— begin Source document —

Can There Be Peace?
Nestled in Sierra Madre del Sur, below the Trans-Volcanic Cordillera ranging through the southern state of Chiapas Mexico, is the colonial town San Cristobal de las Casas. It’s existence is a tribute to the quiet struggle of this hamlet since 1528. It holds the dubious historical distinction of being the most likely city to be captured by invading forces from the south. It is surrounded by spectacular and diverse landscape. Mountains tower over the Lancandona rain forest. The town’s unique culture is preserved, in part, by it’s remoteness. Much of its sixteenth and seventeenth century architecture escaped ruin. Mayan Indian women weave brilliant clothing with designs singular to their sect. The Catholic Church makes its ostentatious presence known with a large, ornate building on the square of the town. An air conditioned opera house built by the Mexican government to appease criticism of its wretched treatment of its poorest people gives a whole new meaning to the phrase “let them eat cake”.

— end Source document —
— begin Information given —

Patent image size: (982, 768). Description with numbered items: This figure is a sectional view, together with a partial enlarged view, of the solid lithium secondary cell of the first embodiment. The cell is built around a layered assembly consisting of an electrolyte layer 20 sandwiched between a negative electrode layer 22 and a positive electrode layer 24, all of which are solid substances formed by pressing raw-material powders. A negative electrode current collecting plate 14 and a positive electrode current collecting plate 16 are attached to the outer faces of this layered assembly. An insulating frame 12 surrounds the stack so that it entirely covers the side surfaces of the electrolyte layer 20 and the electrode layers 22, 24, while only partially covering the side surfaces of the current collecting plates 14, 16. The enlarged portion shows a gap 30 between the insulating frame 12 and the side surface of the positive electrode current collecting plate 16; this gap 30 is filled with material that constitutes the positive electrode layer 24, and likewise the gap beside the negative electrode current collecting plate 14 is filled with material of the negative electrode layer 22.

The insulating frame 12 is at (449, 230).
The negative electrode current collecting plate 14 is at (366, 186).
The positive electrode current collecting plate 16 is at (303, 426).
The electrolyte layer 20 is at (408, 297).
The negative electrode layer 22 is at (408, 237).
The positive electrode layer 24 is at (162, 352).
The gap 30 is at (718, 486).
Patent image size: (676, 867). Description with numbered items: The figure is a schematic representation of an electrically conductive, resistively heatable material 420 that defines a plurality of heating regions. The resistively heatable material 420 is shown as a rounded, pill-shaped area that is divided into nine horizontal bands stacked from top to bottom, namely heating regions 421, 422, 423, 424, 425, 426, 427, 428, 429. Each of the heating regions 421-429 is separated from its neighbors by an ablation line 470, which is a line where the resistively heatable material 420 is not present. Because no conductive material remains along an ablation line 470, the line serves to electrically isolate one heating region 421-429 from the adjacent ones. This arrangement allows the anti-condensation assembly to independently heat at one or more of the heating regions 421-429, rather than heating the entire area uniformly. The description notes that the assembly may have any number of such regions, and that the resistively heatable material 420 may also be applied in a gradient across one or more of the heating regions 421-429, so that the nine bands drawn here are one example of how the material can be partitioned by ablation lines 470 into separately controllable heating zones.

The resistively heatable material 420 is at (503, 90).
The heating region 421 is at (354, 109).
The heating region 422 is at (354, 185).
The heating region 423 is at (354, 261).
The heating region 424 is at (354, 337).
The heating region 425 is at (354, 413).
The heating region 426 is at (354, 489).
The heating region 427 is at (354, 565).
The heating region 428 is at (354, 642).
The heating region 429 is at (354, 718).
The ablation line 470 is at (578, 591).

— end Information given —

• Work to do:
a) In the text about San Cristobal de las Casas, since what year has the town existed?
b) Continue the text about San Cristobal de las Casas, picking up right after its last sentence.

• The results:
a) Since 1528.

b)
In January1994 Indians of Chiapas calling themselves Zapatistas, after the legendary people’s revolutionary, Emiliano Zapata, carried out a daring revolt, protesting the heavy handed treatment by the government and its patrons. They captured San Cristobal de las Casas in addition to several other communities in the region. Although to a casual observer this town would appear quite peaceful, it was the site of a bloody struggle and only a few miles away from the on-going, tense stand-off after a tentative cease-fire was negotiated. Years after the two weeks of death subtle evidence remained. The scars of fire-damage still adorned the white building on the square from which sub-commandente Marcos announced the takeover and the beginning of the Zapatista revolution.
After the January revolt the Mexican government offered peace negotiations, but its act proved to be a hollow gesture. In accordance with an agreement in 1996, a proposed bill of Indian rights, known as the San Andres Accord , was tendered to then-president Zedillo by the Zapatistas but never put to a legislative vote.
The first ray of hope for a political remedy occurred when the PRI, the prevailing political party for over seventy years, lost the presidency to Vicente Fox of the PAN party. Although conservative, Fox took the position that a peace must be negotiated.
The leader and spokesman for the Indians is a mysterious and secretive man simply called Marcos. Three demands were made by Marcos as a condition of restarting the peace negotiations: troop withdrawal from seven key areas; release of Zapatista prisoners; and passage into law the San Andres Accord. Fox submitted the rights bill to Congress on December 1st, his first day in office, and soon started troop withdrawal.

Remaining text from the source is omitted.